__PROBLEM TO WORK ON__
Identify each line in the records below that contains the word "background", and copy it.
◆ ◆ ◆ ◆ ◆ ◆ ◆
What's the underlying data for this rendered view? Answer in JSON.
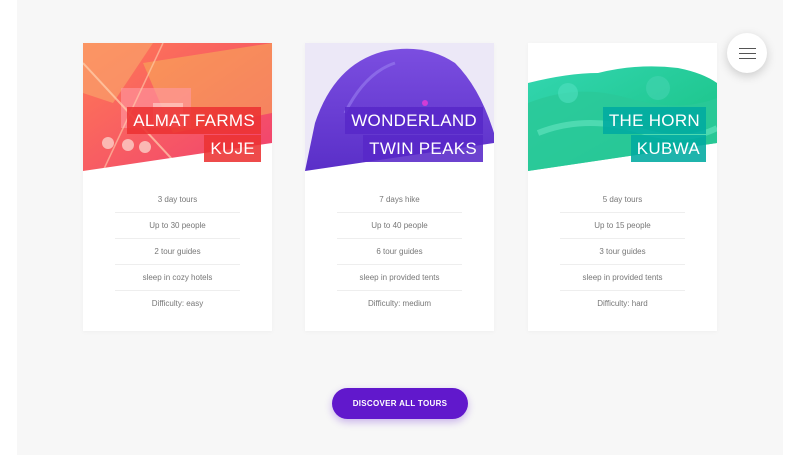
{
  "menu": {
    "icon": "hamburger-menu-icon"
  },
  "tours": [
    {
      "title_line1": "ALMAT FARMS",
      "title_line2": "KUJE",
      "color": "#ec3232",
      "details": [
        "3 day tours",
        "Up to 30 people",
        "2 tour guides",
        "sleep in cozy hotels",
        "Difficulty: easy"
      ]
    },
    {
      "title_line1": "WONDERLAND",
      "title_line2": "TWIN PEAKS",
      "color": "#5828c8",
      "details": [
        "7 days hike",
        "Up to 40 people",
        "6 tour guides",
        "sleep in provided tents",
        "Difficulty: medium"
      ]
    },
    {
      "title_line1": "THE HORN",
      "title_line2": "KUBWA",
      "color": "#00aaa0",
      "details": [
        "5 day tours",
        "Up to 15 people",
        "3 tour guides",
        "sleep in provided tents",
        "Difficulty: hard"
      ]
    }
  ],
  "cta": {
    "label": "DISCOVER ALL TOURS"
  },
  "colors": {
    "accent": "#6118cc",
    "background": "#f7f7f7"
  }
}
◆ ◆ ◆ ◆ ◆ ◆ ◆
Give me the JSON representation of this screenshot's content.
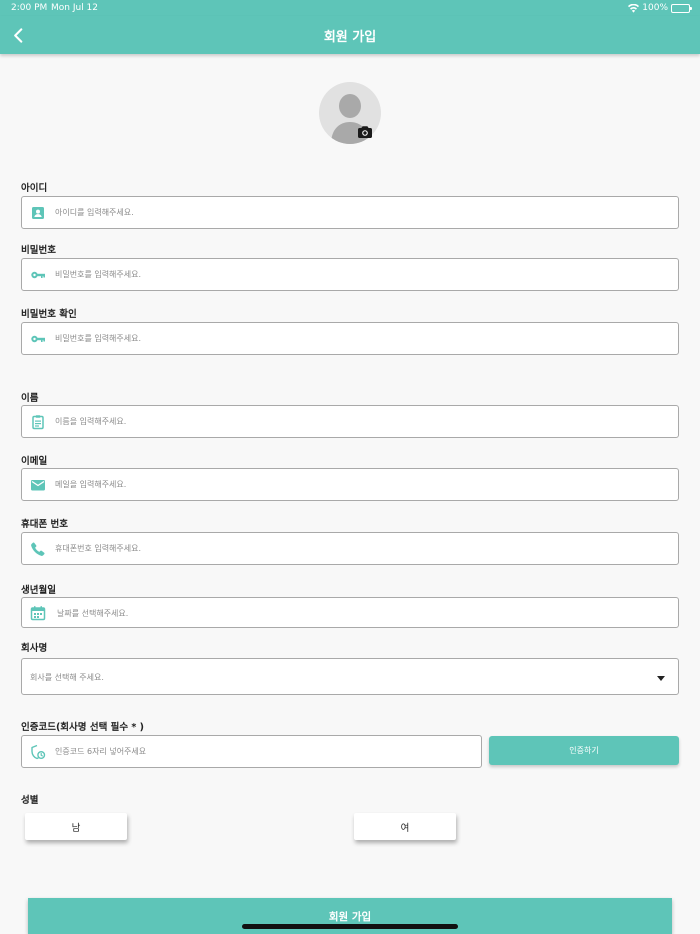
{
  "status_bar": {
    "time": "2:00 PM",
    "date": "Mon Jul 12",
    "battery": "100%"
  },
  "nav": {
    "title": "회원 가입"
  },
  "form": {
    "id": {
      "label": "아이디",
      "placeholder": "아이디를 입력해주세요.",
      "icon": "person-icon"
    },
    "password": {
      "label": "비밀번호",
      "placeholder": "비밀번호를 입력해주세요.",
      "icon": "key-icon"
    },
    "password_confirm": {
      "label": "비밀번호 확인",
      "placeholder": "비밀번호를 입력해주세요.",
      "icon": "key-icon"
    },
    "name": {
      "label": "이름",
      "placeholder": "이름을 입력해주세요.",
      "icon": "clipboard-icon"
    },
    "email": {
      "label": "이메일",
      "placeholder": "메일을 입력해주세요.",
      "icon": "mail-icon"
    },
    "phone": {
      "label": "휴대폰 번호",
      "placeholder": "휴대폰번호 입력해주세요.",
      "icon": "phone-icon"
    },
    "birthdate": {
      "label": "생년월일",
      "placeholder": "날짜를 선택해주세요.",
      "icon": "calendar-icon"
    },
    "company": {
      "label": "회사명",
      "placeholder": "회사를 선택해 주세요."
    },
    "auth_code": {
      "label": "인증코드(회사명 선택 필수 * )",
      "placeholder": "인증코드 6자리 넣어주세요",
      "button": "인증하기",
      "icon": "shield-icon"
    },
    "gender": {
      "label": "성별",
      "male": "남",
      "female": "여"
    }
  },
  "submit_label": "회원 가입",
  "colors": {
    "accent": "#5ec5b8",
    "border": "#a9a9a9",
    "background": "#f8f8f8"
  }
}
◆ ◆ ◆ ◆ ◆ ◆ ◆
__ANSWER IN FULL__
    "background": "#f7f7f7"
    "background": "#f8f8f8"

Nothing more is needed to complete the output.